→ LISTING
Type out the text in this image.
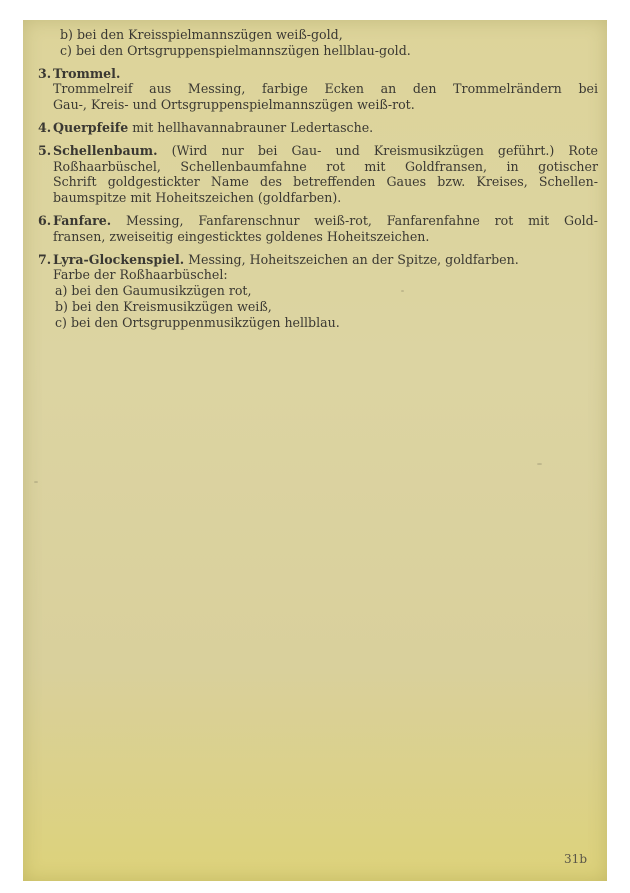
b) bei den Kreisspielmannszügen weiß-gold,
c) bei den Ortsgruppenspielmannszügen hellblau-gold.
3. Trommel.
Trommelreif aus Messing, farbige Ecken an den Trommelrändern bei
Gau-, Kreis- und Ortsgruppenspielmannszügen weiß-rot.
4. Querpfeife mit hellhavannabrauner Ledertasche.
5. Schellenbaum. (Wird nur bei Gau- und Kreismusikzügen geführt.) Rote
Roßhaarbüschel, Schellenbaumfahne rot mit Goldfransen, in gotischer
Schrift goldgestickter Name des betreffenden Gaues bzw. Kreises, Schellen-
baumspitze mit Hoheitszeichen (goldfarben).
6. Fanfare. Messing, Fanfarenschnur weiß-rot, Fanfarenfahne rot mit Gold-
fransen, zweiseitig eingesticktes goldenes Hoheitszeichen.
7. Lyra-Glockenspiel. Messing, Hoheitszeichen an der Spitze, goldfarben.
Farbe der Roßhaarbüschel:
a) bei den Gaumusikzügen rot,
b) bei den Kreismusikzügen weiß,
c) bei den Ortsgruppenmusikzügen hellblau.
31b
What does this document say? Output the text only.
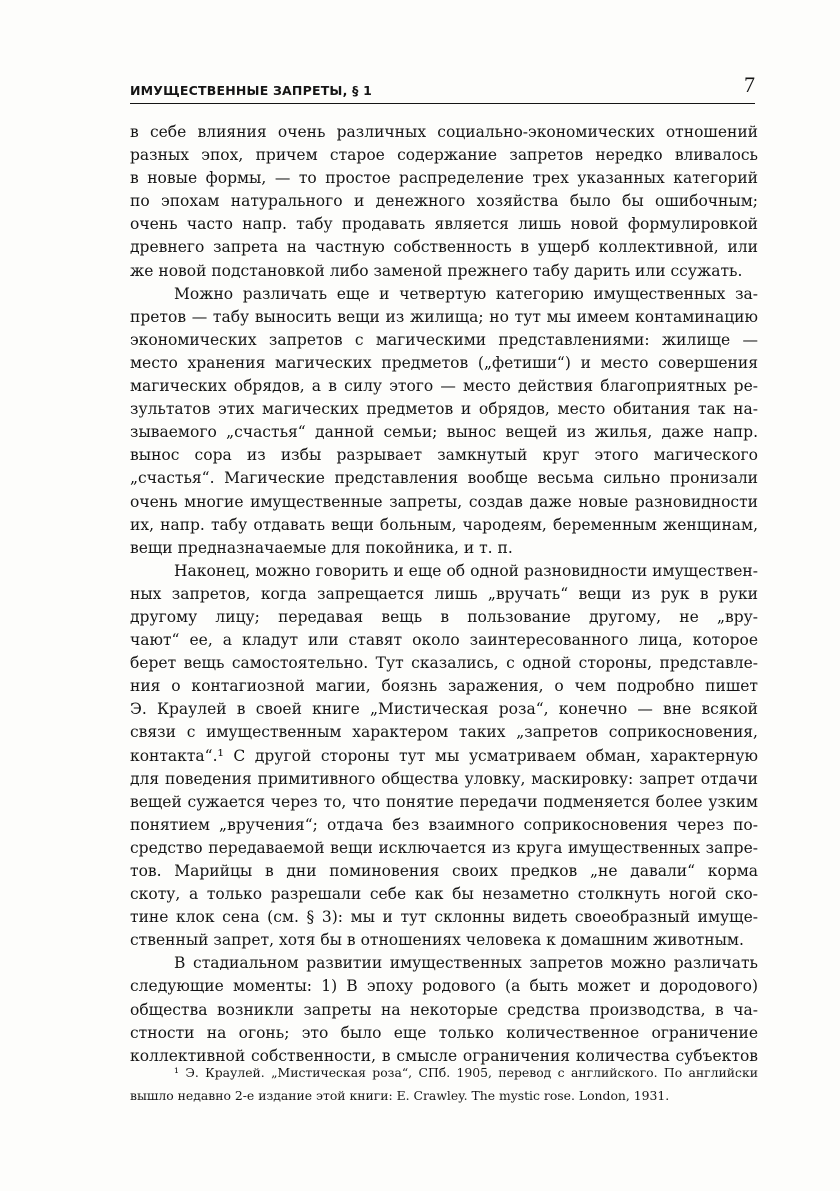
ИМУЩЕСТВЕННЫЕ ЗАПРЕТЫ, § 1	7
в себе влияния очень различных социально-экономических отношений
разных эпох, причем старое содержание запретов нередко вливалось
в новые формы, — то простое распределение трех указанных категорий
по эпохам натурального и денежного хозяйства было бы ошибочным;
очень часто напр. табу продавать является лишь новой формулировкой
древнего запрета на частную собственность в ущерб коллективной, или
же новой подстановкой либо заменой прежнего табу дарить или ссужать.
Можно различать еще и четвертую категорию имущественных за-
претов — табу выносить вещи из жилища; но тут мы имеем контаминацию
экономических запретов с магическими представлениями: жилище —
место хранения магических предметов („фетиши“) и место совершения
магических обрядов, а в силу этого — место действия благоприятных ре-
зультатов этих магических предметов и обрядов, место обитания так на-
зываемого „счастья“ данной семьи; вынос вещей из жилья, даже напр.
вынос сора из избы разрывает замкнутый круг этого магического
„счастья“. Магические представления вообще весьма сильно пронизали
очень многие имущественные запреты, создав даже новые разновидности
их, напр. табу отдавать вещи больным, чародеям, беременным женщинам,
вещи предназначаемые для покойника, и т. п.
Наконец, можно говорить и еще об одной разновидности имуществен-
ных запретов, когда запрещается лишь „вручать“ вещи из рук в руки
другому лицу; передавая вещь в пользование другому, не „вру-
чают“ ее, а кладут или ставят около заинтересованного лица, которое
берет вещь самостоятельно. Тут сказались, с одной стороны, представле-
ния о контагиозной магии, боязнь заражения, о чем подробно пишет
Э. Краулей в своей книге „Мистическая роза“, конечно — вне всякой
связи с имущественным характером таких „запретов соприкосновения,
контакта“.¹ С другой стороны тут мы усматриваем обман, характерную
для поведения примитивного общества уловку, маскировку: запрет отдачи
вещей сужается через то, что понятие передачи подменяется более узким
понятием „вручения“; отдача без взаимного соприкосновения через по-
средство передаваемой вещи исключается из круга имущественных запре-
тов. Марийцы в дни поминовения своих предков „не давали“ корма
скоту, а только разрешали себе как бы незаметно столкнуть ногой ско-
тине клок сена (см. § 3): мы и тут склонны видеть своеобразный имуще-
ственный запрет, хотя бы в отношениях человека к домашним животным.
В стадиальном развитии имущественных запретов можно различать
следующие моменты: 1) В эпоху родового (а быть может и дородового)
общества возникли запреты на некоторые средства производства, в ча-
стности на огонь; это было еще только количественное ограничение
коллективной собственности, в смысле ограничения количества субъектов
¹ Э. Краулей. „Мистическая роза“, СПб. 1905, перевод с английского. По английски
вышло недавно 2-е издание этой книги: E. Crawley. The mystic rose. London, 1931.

→ SHORT PROBLEM
Say the number of lines in the records above that include the string "Messing", and no more.

→ ANSWER TO THIS EXERCISE
3